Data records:
☆ ☆ ☆ ☆

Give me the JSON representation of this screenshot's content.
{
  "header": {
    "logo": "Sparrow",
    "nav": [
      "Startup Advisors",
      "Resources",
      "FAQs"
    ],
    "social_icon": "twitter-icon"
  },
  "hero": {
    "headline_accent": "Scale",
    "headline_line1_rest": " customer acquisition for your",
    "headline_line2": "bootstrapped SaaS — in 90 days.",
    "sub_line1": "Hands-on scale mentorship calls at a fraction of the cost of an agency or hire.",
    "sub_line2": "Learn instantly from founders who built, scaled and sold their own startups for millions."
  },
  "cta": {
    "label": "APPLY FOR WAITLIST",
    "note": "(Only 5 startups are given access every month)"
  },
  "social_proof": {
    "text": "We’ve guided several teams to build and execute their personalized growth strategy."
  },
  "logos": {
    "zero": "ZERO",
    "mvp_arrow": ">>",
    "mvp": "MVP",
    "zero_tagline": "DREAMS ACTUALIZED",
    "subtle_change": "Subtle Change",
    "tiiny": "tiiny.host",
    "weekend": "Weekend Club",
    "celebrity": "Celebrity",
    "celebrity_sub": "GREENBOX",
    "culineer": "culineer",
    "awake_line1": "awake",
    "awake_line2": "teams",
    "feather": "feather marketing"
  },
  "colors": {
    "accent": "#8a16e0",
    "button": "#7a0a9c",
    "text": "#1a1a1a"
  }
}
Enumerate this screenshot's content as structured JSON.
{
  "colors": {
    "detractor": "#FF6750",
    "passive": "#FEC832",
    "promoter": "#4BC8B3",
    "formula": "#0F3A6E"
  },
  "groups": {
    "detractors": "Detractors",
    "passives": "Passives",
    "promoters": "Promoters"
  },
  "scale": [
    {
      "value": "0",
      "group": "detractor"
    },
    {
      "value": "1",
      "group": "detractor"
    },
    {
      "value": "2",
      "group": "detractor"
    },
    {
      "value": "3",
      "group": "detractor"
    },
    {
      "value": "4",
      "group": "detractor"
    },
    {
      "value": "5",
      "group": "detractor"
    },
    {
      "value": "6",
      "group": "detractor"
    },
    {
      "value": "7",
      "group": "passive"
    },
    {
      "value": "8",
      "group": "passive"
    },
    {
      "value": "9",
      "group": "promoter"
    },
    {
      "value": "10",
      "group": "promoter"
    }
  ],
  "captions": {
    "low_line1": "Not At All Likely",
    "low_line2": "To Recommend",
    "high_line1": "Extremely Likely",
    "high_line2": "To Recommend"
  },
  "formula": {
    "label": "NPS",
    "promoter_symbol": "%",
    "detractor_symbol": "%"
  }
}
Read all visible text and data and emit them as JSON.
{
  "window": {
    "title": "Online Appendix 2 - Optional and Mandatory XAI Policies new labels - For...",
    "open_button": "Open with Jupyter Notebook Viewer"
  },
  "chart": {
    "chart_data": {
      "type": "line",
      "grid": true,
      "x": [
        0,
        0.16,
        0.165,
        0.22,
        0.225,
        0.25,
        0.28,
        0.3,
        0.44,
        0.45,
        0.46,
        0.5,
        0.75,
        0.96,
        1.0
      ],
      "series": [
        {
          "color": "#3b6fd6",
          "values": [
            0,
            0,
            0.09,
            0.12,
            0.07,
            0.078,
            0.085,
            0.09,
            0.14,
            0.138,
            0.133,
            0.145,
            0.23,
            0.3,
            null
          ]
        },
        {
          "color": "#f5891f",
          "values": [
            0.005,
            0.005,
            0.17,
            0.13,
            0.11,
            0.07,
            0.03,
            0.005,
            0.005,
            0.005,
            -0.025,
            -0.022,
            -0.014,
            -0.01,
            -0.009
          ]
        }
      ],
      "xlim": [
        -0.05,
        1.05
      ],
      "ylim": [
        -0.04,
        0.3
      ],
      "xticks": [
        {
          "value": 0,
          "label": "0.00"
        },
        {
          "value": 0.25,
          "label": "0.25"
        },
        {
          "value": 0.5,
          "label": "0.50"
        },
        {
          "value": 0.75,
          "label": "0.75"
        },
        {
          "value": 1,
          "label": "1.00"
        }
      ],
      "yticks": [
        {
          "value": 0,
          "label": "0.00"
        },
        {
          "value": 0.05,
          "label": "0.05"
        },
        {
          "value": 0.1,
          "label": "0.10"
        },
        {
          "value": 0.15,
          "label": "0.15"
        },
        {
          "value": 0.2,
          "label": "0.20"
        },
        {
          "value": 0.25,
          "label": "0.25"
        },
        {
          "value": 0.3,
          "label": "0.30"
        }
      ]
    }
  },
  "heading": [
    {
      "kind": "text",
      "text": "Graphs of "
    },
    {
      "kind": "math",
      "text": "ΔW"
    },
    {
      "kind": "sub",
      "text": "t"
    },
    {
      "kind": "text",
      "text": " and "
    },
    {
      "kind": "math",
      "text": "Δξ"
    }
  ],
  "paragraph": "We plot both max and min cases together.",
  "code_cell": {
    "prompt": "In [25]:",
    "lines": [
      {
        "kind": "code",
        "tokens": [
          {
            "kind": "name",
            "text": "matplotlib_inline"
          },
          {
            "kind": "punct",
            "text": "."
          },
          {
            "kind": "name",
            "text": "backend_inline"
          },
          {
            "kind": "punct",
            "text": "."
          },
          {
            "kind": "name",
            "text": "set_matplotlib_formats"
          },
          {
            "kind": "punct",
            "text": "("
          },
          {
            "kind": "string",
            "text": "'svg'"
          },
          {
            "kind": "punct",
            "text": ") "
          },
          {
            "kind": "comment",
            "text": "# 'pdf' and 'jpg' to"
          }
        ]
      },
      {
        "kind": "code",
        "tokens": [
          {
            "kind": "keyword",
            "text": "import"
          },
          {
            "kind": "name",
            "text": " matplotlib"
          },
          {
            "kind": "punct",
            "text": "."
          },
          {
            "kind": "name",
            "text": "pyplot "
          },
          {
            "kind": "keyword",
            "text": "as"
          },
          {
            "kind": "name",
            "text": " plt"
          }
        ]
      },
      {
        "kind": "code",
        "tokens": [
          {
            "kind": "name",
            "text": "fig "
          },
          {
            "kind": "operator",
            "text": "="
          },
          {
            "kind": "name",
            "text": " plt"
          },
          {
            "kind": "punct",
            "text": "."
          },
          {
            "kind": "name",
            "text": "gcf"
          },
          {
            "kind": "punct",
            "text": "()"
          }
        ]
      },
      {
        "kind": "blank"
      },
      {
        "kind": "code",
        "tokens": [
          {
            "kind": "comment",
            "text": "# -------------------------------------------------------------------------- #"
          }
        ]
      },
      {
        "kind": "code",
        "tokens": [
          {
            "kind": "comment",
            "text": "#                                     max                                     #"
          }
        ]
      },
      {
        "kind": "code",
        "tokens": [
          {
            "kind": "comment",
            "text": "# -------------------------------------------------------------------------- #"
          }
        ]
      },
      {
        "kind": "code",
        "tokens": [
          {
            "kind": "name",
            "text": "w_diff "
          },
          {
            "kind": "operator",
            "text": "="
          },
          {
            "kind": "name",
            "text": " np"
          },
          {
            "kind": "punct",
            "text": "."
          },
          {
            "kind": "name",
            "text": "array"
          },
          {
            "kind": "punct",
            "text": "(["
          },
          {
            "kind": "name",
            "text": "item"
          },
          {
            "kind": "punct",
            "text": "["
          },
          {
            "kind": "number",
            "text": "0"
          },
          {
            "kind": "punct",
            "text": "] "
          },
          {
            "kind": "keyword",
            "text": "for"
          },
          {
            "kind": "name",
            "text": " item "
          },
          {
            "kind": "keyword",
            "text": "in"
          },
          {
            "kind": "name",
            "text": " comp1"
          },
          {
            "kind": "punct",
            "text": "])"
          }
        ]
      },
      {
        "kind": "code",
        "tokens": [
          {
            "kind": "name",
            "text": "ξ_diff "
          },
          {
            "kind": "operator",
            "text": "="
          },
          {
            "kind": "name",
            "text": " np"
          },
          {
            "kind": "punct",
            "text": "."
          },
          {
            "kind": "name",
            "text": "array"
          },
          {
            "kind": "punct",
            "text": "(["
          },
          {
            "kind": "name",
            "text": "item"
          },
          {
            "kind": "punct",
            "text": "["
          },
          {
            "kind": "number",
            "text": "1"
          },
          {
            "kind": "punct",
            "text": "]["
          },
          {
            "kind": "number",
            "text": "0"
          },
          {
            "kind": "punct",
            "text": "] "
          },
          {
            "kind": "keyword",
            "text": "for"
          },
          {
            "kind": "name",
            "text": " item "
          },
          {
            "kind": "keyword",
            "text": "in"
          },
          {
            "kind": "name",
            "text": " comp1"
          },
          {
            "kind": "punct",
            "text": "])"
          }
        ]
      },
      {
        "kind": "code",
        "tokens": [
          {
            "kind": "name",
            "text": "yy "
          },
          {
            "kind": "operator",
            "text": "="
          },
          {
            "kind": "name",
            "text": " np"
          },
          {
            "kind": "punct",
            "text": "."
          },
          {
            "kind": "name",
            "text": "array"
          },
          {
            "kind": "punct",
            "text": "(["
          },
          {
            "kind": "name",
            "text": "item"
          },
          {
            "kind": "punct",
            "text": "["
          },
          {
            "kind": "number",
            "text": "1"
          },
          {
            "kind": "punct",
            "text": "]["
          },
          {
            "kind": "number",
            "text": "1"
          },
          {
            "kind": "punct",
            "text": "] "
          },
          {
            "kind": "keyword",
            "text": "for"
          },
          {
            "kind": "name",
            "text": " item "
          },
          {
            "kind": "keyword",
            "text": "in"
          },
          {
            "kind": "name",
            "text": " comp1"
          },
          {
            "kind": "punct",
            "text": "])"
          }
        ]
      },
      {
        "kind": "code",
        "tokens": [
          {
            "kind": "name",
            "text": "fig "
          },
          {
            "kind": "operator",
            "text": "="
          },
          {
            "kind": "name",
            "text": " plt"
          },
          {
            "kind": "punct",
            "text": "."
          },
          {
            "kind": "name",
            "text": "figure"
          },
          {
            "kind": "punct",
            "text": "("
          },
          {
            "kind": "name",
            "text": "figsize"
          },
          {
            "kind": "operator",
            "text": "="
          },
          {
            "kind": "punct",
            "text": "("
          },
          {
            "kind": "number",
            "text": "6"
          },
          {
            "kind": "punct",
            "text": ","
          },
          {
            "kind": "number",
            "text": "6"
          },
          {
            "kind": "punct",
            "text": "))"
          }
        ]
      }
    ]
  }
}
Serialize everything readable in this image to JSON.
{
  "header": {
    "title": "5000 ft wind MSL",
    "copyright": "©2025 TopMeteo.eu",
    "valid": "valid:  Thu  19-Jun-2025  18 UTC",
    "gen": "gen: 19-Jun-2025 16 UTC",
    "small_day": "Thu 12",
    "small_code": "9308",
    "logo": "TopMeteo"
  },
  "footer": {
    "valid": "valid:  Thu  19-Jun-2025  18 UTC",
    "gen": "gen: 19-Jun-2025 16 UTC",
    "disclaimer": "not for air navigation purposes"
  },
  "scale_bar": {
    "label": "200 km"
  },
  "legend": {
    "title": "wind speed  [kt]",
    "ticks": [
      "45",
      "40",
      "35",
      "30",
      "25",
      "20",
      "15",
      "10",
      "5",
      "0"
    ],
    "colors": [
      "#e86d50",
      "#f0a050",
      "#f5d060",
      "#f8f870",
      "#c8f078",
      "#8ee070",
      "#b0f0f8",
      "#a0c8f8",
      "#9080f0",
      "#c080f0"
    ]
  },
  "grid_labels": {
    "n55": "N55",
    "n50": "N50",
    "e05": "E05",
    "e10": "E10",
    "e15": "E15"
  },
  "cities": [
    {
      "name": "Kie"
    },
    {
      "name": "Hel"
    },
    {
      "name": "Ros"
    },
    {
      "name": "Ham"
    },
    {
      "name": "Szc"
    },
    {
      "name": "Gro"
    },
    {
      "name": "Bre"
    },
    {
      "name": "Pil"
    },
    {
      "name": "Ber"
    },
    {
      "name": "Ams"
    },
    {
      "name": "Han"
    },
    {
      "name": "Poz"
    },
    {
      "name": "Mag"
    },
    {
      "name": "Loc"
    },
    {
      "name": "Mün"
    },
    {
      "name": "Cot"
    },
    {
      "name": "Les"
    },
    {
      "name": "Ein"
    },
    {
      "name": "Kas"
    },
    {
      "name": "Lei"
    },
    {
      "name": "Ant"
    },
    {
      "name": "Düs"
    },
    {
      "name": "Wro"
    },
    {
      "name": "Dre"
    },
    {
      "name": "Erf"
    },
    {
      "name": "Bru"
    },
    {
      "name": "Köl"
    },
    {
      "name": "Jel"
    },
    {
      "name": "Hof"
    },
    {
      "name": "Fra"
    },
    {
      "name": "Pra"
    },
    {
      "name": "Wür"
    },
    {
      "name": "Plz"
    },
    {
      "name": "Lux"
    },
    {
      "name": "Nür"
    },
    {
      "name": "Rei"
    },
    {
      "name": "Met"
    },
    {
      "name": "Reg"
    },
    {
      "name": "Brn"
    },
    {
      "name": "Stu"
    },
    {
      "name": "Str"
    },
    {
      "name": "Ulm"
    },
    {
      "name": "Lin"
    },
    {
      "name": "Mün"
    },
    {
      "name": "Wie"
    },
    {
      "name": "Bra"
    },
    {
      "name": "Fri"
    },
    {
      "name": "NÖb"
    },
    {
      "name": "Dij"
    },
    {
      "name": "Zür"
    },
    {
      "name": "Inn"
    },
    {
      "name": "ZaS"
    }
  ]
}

☆ ☆ ☆ ☆

INSTRUCTION: Copy out each line that contains the word "JSON".

RESULT FOR THIS EXERCISE:
Give me the JSON representation of this screenshot's content.
Enumerate this screenshot's content as structured JSON.
Read all visible text and data and emit them as JSON.
Serialize everything readable in this image to JSON.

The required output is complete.